— begin The input —
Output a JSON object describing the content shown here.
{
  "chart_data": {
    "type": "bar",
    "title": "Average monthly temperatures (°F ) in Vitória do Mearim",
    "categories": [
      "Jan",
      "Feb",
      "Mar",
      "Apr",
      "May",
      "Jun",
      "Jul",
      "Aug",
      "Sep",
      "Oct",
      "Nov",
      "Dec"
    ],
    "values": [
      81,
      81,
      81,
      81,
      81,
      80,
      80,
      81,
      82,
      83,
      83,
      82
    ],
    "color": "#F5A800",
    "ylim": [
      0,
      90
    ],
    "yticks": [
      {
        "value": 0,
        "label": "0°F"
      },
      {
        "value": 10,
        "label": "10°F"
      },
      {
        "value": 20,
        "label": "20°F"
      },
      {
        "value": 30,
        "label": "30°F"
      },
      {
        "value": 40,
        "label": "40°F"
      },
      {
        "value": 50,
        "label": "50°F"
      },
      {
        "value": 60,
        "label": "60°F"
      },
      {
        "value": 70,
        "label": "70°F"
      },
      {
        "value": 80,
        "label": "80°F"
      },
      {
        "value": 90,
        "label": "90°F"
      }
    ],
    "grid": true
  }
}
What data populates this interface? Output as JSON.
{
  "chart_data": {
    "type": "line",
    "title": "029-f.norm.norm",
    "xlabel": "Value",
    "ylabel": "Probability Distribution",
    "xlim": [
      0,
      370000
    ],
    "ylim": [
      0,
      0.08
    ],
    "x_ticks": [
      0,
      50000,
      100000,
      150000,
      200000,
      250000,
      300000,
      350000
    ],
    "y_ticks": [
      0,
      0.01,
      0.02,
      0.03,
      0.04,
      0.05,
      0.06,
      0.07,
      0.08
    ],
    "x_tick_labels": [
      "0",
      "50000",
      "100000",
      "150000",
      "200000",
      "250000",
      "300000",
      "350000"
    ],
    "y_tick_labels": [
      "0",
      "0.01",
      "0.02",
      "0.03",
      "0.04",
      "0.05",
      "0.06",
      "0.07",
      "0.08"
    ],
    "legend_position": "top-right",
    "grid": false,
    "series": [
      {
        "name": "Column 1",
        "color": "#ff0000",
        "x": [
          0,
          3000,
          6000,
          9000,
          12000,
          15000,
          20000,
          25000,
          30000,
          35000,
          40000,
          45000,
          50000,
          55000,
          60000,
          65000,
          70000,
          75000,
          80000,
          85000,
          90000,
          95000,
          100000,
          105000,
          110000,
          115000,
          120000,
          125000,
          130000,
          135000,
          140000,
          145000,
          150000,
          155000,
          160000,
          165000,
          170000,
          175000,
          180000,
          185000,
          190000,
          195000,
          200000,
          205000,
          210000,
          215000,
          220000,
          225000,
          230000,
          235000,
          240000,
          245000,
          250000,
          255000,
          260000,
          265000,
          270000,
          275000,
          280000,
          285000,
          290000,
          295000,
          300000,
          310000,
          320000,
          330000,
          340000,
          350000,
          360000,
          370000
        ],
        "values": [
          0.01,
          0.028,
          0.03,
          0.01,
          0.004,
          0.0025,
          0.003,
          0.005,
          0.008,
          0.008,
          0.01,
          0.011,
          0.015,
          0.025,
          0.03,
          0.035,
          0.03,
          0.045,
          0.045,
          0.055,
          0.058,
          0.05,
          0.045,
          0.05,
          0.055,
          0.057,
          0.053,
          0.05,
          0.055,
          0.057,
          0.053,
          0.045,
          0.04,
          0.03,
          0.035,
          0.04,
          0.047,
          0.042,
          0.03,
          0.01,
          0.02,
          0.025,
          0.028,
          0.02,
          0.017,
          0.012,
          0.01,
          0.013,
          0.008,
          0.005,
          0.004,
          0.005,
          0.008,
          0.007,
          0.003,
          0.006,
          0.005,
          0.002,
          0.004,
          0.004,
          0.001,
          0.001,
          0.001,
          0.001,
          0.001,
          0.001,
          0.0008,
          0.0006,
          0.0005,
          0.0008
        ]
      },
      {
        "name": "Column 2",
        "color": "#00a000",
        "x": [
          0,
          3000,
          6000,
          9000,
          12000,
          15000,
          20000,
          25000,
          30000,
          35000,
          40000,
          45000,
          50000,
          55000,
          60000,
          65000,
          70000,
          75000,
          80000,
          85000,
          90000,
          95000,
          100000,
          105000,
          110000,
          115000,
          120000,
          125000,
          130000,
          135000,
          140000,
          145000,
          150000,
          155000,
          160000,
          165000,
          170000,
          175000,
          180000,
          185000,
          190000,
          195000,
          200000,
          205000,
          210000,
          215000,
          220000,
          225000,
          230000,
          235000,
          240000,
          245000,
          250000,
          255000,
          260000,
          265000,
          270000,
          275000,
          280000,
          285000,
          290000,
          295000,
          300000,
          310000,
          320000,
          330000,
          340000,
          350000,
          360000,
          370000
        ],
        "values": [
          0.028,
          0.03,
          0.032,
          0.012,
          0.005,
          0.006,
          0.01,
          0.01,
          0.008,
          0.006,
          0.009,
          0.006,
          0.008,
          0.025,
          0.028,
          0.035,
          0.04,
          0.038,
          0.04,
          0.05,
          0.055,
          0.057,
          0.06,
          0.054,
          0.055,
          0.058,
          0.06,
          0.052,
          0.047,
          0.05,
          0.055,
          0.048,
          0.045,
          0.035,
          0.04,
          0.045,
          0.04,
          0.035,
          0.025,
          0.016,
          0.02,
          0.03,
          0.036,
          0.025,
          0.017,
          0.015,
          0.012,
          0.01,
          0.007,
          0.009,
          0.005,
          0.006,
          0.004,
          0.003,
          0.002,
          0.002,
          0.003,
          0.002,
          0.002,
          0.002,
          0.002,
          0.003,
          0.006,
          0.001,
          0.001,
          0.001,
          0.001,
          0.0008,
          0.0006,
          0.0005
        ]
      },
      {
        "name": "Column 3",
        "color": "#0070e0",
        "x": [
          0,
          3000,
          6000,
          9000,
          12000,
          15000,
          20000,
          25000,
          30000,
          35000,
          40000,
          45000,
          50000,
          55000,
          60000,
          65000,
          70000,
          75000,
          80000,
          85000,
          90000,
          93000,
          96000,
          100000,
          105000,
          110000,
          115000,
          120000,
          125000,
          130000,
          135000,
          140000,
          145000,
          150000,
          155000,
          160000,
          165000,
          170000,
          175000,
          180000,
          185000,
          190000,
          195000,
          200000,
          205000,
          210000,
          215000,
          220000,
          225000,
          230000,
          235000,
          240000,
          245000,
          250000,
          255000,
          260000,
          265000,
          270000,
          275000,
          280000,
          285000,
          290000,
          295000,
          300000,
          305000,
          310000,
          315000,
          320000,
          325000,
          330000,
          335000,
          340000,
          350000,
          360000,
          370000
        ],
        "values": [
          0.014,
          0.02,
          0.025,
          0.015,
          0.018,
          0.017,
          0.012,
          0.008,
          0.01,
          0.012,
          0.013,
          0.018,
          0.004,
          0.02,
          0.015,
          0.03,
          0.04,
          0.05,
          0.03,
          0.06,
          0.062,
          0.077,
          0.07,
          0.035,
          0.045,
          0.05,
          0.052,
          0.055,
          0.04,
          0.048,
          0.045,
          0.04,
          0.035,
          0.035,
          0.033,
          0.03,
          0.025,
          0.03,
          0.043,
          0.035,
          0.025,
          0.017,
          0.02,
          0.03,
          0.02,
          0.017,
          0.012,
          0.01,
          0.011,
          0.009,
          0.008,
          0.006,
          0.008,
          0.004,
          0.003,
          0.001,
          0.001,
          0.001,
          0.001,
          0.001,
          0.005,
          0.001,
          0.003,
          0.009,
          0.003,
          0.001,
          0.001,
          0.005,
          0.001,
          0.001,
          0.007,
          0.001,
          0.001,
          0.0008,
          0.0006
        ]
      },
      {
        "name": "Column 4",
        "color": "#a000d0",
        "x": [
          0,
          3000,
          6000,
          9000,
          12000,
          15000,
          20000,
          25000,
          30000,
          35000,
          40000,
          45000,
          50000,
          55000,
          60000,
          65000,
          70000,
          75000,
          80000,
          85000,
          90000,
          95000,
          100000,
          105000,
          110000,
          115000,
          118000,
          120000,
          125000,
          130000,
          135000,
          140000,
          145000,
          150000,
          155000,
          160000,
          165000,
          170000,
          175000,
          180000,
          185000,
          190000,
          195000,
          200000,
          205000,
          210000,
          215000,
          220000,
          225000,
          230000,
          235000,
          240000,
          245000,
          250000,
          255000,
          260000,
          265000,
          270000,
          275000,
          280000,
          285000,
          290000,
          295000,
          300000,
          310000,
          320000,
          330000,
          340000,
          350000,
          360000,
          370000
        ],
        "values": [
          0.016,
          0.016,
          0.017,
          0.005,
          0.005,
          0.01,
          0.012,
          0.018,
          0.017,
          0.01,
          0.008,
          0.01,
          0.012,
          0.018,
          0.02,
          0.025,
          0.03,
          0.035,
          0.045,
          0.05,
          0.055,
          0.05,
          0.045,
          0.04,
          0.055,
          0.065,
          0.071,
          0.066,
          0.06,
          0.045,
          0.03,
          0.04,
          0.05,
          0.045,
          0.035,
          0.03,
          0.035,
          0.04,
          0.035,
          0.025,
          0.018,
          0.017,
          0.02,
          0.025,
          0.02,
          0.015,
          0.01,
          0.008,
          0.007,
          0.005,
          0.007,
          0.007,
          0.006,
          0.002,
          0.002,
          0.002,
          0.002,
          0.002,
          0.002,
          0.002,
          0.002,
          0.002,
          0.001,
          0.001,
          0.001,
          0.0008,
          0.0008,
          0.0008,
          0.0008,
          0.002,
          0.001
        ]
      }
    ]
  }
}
— end The input —
Requirement -> Take every line that includes the string "name" and copy it.

Response to the task ->
        "name": "Column 1",
        "name": "Column 2",
        "name": "Column 3",
        "name": "Column 4",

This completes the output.